DIRECTION
Please rewrite only the material from its first line through the line that contains "logo-subtitle: by Atlona xyxy=(340,24,353,28)", inclusive, with "plug-icon" changed to "power-icon" and everything else left as is.

RECORDS TO PROCESS
━━━━━━━━━━━━━━━━

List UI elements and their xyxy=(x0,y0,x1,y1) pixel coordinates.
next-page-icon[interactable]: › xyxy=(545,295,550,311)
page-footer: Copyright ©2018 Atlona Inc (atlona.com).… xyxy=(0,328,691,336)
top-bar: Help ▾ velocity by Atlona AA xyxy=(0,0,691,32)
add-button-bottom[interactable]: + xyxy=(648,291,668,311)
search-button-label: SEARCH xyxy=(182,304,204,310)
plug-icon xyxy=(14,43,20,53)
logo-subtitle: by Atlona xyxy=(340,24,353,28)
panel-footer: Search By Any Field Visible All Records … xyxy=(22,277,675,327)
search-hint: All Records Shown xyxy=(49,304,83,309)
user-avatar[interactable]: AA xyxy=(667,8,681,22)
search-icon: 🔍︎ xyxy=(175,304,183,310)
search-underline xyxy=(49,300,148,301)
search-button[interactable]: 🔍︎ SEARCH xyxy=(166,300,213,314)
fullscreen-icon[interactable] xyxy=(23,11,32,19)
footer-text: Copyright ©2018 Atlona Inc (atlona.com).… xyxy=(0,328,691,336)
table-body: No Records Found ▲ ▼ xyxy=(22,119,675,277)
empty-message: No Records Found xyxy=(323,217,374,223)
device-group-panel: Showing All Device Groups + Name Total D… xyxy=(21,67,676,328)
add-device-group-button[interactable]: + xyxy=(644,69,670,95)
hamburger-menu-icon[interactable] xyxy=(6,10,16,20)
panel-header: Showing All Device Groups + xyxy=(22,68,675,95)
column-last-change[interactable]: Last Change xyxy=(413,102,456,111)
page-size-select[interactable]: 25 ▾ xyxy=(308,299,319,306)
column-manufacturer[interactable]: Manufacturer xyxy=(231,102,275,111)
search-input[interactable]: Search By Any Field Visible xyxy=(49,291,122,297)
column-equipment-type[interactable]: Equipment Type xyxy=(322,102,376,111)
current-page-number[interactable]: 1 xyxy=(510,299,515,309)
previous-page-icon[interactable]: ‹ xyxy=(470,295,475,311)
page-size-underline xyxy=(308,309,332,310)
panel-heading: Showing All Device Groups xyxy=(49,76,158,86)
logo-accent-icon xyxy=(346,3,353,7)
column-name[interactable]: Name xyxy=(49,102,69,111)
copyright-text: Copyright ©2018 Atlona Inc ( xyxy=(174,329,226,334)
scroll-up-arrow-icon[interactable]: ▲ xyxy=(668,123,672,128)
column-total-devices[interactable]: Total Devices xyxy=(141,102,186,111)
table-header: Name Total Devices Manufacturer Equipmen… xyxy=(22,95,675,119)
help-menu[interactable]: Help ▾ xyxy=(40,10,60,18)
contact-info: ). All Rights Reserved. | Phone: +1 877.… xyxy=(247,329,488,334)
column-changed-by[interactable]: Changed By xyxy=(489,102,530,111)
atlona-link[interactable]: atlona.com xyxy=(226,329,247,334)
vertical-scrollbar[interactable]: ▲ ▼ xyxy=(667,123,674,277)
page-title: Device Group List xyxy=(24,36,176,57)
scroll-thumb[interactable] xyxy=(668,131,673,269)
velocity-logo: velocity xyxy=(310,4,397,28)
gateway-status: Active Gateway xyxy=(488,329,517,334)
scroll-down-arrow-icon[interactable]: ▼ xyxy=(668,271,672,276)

━━━━━━━━━━━━━━━━

SOLUTION BELOW
List UI elements and their xyxy=(x0,y0,x1,y1) pixel coordinates.
next-page-icon[interactable]: › xyxy=(545,295,550,311)
page-footer: Copyright ©2018 Atlona Inc (atlona.com).… xyxy=(0,328,691,336)
top-bar: Help ▾ velocity by Atlona AA xyxy=(0,0,691,32)
add-button-bottom[interactable]: + xyxy=(648,291,668,311)
search-button-label: SEARCH xyxy=(182,304,204,310)
power-icon xyxy=(14,43,20,53)
logo-subtitle: by Atlona xyxy=(340,24,353,28)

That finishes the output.